━━ Records provided

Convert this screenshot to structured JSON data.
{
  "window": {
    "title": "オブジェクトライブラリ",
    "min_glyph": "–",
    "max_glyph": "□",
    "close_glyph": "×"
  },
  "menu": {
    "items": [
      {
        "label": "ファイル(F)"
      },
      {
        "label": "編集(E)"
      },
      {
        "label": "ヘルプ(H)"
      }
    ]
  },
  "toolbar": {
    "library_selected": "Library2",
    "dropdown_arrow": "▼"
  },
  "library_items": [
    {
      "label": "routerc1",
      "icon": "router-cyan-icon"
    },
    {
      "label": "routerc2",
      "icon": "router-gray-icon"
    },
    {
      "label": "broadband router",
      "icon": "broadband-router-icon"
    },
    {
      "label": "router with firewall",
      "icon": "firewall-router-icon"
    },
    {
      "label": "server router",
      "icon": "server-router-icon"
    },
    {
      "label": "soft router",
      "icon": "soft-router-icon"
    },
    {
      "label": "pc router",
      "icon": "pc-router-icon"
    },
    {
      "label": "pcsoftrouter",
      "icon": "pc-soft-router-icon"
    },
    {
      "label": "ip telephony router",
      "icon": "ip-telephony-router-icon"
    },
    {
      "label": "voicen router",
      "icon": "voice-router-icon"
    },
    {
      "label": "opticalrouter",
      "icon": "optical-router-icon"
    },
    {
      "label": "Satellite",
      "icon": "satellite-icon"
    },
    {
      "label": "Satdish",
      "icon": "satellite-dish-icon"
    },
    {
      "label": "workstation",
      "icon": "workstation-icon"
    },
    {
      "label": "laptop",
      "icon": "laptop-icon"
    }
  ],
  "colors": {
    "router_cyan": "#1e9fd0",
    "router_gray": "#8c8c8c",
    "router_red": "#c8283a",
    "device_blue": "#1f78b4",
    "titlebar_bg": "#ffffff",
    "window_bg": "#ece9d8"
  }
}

━━━━

■ Work to complete: Check each line of the records above for the word "broadband", then give the number of lines that have it, with no other words.

■ Written reply: 2